■ **The records**

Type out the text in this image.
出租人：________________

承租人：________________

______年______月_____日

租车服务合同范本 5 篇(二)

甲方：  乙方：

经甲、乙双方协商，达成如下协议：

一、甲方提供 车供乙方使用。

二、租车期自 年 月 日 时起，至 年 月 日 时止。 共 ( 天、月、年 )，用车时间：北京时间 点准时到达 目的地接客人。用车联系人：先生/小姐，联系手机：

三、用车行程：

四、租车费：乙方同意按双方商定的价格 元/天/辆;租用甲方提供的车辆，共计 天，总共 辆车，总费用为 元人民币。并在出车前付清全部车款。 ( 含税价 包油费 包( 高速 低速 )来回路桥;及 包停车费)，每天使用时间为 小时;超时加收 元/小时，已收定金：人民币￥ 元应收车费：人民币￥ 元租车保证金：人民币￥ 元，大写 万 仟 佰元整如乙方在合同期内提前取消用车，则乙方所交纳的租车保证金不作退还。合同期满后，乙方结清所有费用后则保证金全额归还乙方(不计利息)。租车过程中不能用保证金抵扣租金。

■ **Given exercise**
In full and verbatim, repeat the records given above.

■ **Complete answer**
Type out the text in this image.
出租人：________________

承租人：________________

______年______月_____日

租车服务合同范本 5 篇(二)

甲方：  乙方：

经甲、乙双方协商，达成如下协议：

一、甲方提供 车供乙方使用。

二、租车期自 年 月 日 时起，至 年 月 日 时止。 共 ( 天、月、年 )，用车时间：北京时间 点准时到达 目的地接客人。用车联系人：先生/小姐，联系手机：

三、用车行程：

四、租车费：乙方同意按双方商定的价格 元/天/辆;租用甲方提供的车辆，共计 天，总共 辆车，总费用为 元人民币。并在出车前付清全部车款。 ( 含税价 包油费 包( 高速 低速 )来回路桥;及 包停车费)，每天使用时间为 小时;超时加收 元/小时，已收定金：人民币￥ 元应收车费：人民币￥ 元租车保证金：人民币￥ 元，大写 万 仟 佰元整如乙方在合同期内提前取消用车，则乙方所交纳的租车保证金不作退还。合同期满后，乙方结清所有费用后则保证金全额归还乙方(不计利息)。租车过程中不能用保证金抵扣租金。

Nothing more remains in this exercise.